SELECTION:
>> START

The approach has paid off. In 2016, Owens Corning's sourcing team contributed millions of dollars of hard savings to the company, which helped it achieve record levels of adjusted EBIT and free cash flow.
However, some areas impacted by procurement performance are much more difficult to quantify.
The report observes that quantifying the value of risk avoidance is one area that is notoriously challenging to quantify, noting that many sourcing and procurement groups measure their risk-related performance using operational metrics tied to the execution of risk-management processes.
Also difficult to quantify, the report says, are procurement's contribution to innovation, creative problem solving, and other business outcomes beyond hard dollar savings - contributions that may well be manifested in additional revenues, but not in outright cost reductions.
The report says "narratives" are sometimes used to capture this creation of value.
The report also cites the example of Australia manufacturer Bradken, which only recently started to focus on procurement excellence.
Bradken is now generating impressive returns through its sourcing-improvement efforts, with the company realizing a return of 5 to 10 times every dollar it invests in procurement.
"The potential to drive 400% ROI - or more - through a self-paced, self-driven effort is a big reason why many companies are taking a closer look at sourcing and procurement," HBR says.
Although some dimensions are more straightforward to quantify than others, the concrete financial returns of focused sourcing and procurement efforts are quick to accrue and very easy to identify, according to the report.
"As Bradken's and Owens Corning's results demonstrate, companies that focus on strategic sourcing enjoy not just enhanced profitability, but a range of positive results including improved cash and working-capital performance - results that, in turn, are rewarded by investors," the report concludes.

>> END

PROBLEM REQUIREMENTS: Reproduce word for word everything in the procurement passage above from "The report also" down to "to the report.".

SOURCE EXCERPT:

>> START

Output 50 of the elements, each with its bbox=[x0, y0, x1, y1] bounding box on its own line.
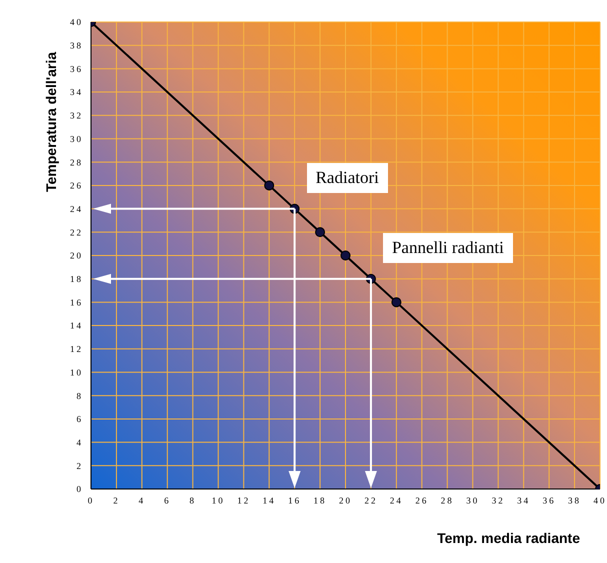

>> END

RIGHT ANSWER:
The report also cites the example of Australia manufacturer Bradken, which only recently started to focus on procurement excellence.
Bradken is now generating impressive returns through its sourcing-improvement efforts, with the company realizing a return of 5 to 10 times every dollar it invests in procurement.
"The potential to drive 400% ROI - or more - through a self-paced, self-driven effort is a big reason why many companies are taking a closer look at sourcing and procurement," HBR says.
Although some dimensions are more straightforward to quantify than others, the concrete financial returns of focused sourcing and procurement efforts are quick to accrue and very easy to identify, according to the report.